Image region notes
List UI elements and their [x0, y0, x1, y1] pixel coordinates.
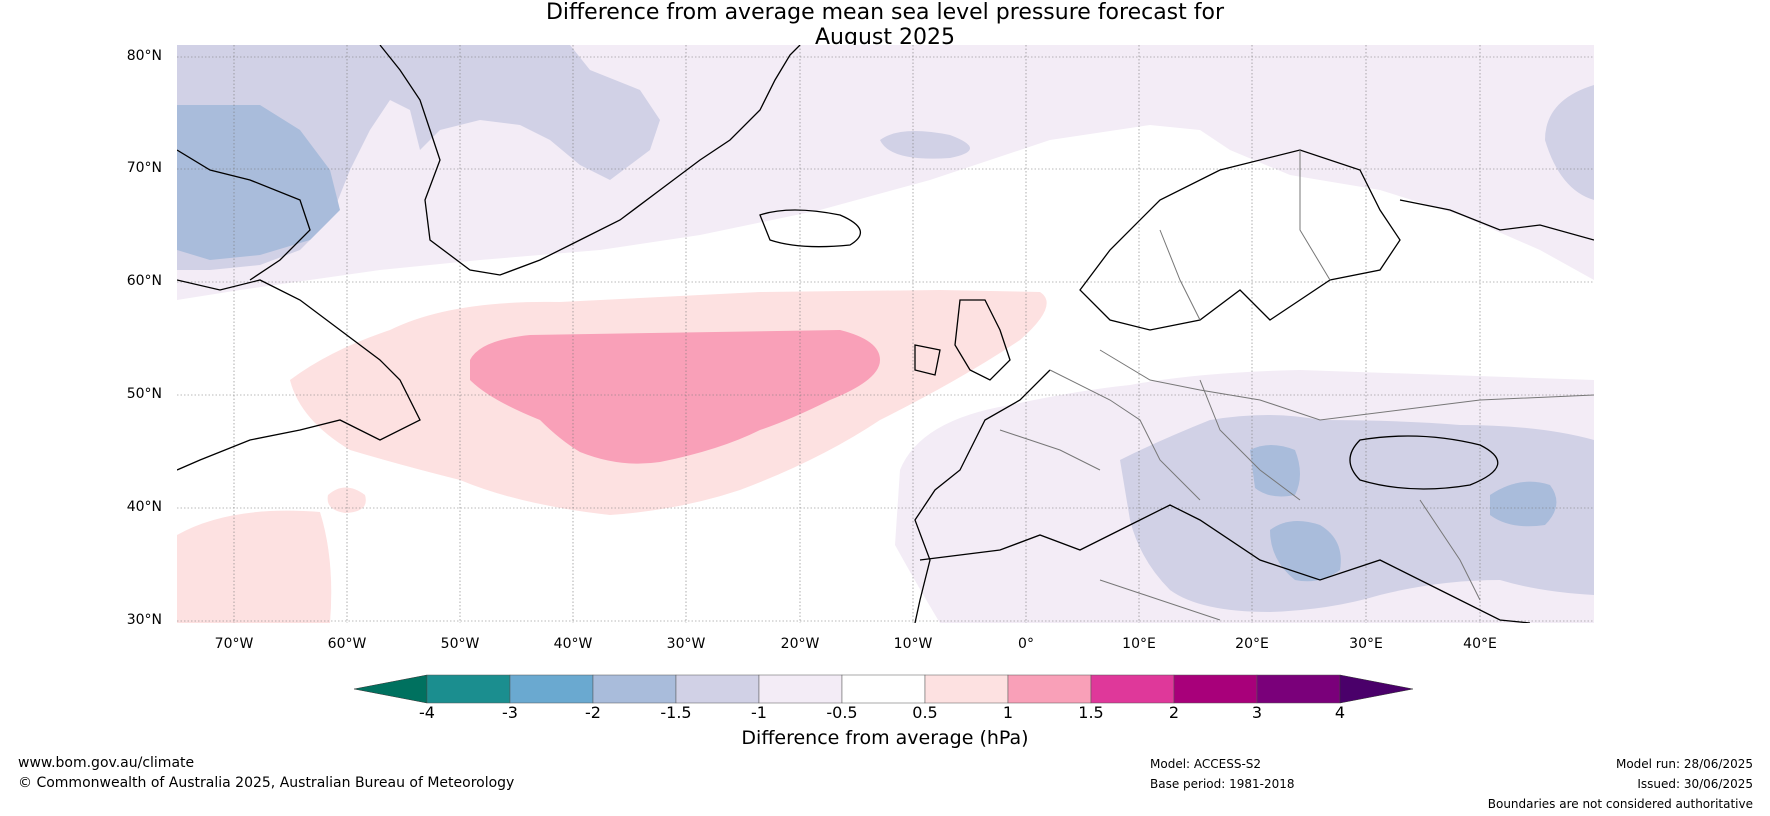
coast-black-sea [1349, 435, 1499, 490]
colorbar-tick-label: -3 [502, 703, 518, 722]
colorbar-segment [675, 674, 760, 704]
longitude-label: 70°W [214, 636, 254, 652]
latitude-label: 30°N [126, 612, 162, 628]
longitude-label: 10°E [1122, 636, 1156, 652]
colorbar-tick-label: -2 [585, 703, 601, 722]
colorbar-segment [924, 674, 1009, 704]
longitude-label: 60°W [327, 636, 367, 652]
latitude-label: 40°N [126, 499, 162, 515]
latitude-label: 50°N [126, 386, 162, 402]
colorbar-label: Difference from average (hPa) [741, 727, 1029, 749]
footer-website: www.bom.gov.au/climate [18, 755, 195, 771]
colorbar-tick-label: -1.5 [660, 703, 692, 722]
colorbar-tick-label: 1.5 [1078, 703, 1104, 722]
longitude-label: 30°W [666, 636, 706, 652]
coastlines [177, 45, 1594, 623]
country-borders [999, 150, 1594, 621]
anomaly-region-rose-core [470, 330, 880, 464]
longitude-label: 20°E [1235, 636, 1269, 652]
colorbar-segment [758, 674, 843, 704]
colorbar-over-arrow [1339, 674, 1414, 704]
coast-greenland [379, 45, 801, 276]
colorbar-tick-label: 4 [1334, 703, 1346, 722]
colorbar-tick-label: 3 [1251, 703, 1263, 722]
coast-scandinavia [1079, 149, 1401, 331]
colorbar-tick-label: -4 [419, 703, 435, 722]
map-title: Difference from average mean sea level p… [0, 0, 1770, 50]
colorbar-tick-label: -1 [751, 703, 767, 722]
colorbar-tick-label: 2 [1168, 703, 1180, 722]
coast-baffin [177, 149, 311, 281]
colorbar-segment [1007, 674, 1092, 704]
colorbar-segment [592, 674, 677, 704]
coast-europe-west [914, 369, 1051, 623]
colorbar-under-arrow [353, 674, 428, 704]
footer-model-run: Model run: 28/06/2025 [1615, 757, 1753, 771]
coast-northern-russia [1399, 199, 1594, 241]
anomaly-region-pink-sw [177, 510, 332, 623]
longitude-label: 20°W [780, 636, 820, 652]
colorbar-tick-label: 1 [1002, 703, 1014, 722]
anomaly-region-blue-south [1120, 415, 1594, 612]
anomaly-region-blue-east [1545, 85, 1594, 200]
coast-mediterranean [919, 504, 1531, 623]
colorbar-segment [509, 674, 594, 704]
map-plot-area [177, 45, 1594, 623]
colorbar-tick-label: 0.5 [912, 703, 938, 722]
footer-copyright: © Commonwealth of Australia 2025, Austra… [18, 775, 515, 791]
footer-disclaimer: Boundaries are not considered authoritat… [1487, 797, 1753, 811]
longitude-label: 0° [1018, 636, 1034, 652]
coast-britain [914, 299, 1011, 381]
coast-labrador [177, 279, 421, 471]
longitude-label: 50°W [440, 636, 480, 652]
anomaly-region-deepblue-turkey [1490, 481, 1557, 527]
colorbar-tick-label: -0.5 [826, 703, 858, 722]
longitude-label: 40°W [553, 636, 593, 652]
coast-iceland [759, 209, 861, 248]
latitude-label: 70°N [126, 160, 162, 176]
footer-model: Model: ACCESS-S2 [1150, 757, 1262, 771]
longitude-label: 40°E [1463, 636, 1497, 652]
colorbar-segment [1090, 674, 1175, 704]
colorbar-segment [426, 674, 511, 704]
colorbar-segment [1256, 674, 1341, 704]
footer-base-period: Base period: 1981-2018 [1150, 777, 1295, 791]
colorbar [353, 674, 1414, 704]
longitude-label: 10°W [893, 636, 933, 652]
colorbar-segment [1173, 674, 1258, 704]
anomaly-region-deepblue-nw [177, 105, 340, 260]
longitude-label: 30°E [1349, 636, 1383, 652]
anomaly-region-deepblue-greece [1270, 521, 1341, 582]
latitude-label: 80°N [126, 48, 162, 64]
title-line-1: Difference from average mean sea level p… [545, 0, 1225, 25]
latitude-label: 60°N [126, 273, 162, 289]
anomaly-region-deepblue-balkan [1250, 445, 1300, 497]
anomaly-region-blue-small [880, 131, 970, 159]
footer-issued: Issued: 30/06/2025 [1637, 777, 1753, 791]
colorbar-segment [841, 674, 926, 704]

* INSTRUCTIONS TO FOLLOW:
Copy out every one of the lines above word for word, but leave out the pictures.

* IN RESPONSE:
List UI elements and their [x0, y0, x1, y1] pixel coordinates.
coast-black-sea [1349, 435, 1499, 490]
colorbar-tick-label: -3 [502, 703, 518, 722]
colorbar-segment [675, 674, 760, 704]
longitude-label: 70°W [214, 636, 254, 652]
latitude-label: 30°N [126, 612, 162, 628]
longitude-label: 10°E [1122, 636, 1156, 652]
colorbar-tick-label: -2 [585, 703, 601, 722]
colorbar-segment [924, 674, 1009, 704]
longitude-label: 60°W [327, 636, 367, 652]
latitude-label: 40°N [126, 499, 162, 515]
latitude-label: 50°N [126, 386, 162, 402]
colorbar-label: Difference from average (hPa) [741, 727, 1029, 749]
footer-website: www.bom.gov.au/climate [18, 755, 195, 771]
colorbar-tick-label: -1.5 [660, 703, 692, 722]
colorbar-tick-label: 1.5 [1078, 703, 1104, 722]
longitude-label: 30°W [666, 636, 706, 652]
coastlines [177, 45, 1594, 623]
country-borders [999, 150, 1594, 621]
anomaly-region-rose-core [470, 330, 880, 464]
longitude-label: 20°E [1235, 636, 1269, 652]
colorbar-segment [758, 674, 843, 704]
colorbar-over-arrow [1339, 674, 1414, 704]
coast-greenland [379, 45, 801, 276]
colorbar-tick-label: 4 [1334, 703, 1346, 722]
colorbar-tick-label: 3 [1251, 703, 1263, 722]
coast-scandinavia [1079, 149, 1401, 331]
colorbar-tick-label: -4 [419, 703, 435, 722]
map-title: Difference from average mean sea level p… [0, 0, 1770, 50]
colorbar-tick-label: -1 [751, 703, 767, 722]
colorbar-tick-label: 2 [1168, 703, 1180, 722]
coast-baffin [177, 149, 311, 281]
colorbar-segment [1007, 674, 1092, 704]
colorbar-segment [592, 674, 677, 704]
coast-europe-west [914, 369, 1051, 623]
colorbar-under-arrow [353, 674, 428, 704]
footer-model-run: Model run: 28/06/2025 [1615, 757, 1753, 771]
coast-northern-russia [1399, 199, 1594, 241]
anomaly-region-pink-sw [177, 510, 332, 623]
longitude-label: 20°W [780, 636, 820, 652]
colorbar-tick-label: 1 [1002, 703, 1014, 722]
anomaly-region-blue-south [1120, 415, 1594, 612]
anomaly-region-blue-east [1545, 85, 1594, 200]
coast-mediterranean [919, 504, 1531, 623]
colorbar-segment [509, 674, 594, 704]
map-plot-area [177, 45, 1594, 623]
colorbar-tick-label: 0.5 [912, 703, 938, 722]
footer-copyright: © Commonwealth of Australia 2025, Austra… [18, 775, 515, 791]
footer-disclaimer: Boundaries are not considered authoritat… [1487, 797, 1753, 811]
longitude-label: 0° [1018, 636, 1034, 652]
coast-britain [914, 299, 1011, 381]
coast-labrador [177, 279, 421, 471]
longitude-label: 50°W [440, 636, 480, 652]
anomaly-region-deepblue-turkey [1490, 481, 1557, 527]
colorbar-tick-label: -0.5 [826, 703, 858, 722]
longitude-label: 40°W [553, 636, 593, 652]
coast-iceland [759, 209, 861, 248]
latitude-label: 70°N [126, 160, 162, 176]
footer-model: Model: ACCESS-S2 [1150, 757, 1262, 771]
longitude-label: 40°E [1463, 636, 1497, 652]
colorbar-segment [1090, 674, 1175, 704]
colorbar-segment [426, 674, 511, 704]
colorbar-segment [1256, 674, 1341, 704]
footer-base-period: Base period: 1981-2018 [1150, 777, 1295, 791]
colorbar [353, 674, 1414, 704]
longitude-label: 10°W [893, 636, 933, 652]
colorbar-segment [1173, 674, 1258, 704]
anomaly-region-deepblue-nw [177, 105, 340, 260]
longitude-label: 30°E [1349, 636, 1383, 652]
anomaly-region-deepblue-greece [1270, 521, 1341, 582]
latitude-label: 80°N [126, 48, 162, 64]
title-line-1: Difference from average mean sea level p… [545, 0, 1225, 25]
latitude-label: 60°N [126, 273, 162, 289]
anomaly-region-deepblue-balkan [1250, 445, 1300, 497]
anomaly-region-blue-small [880, 131, 970, 159]
footer-issued: Issued: 30/06/2025 [1637, 777, 1753, 791]
colorbar-segment [841, 674, 926, 704]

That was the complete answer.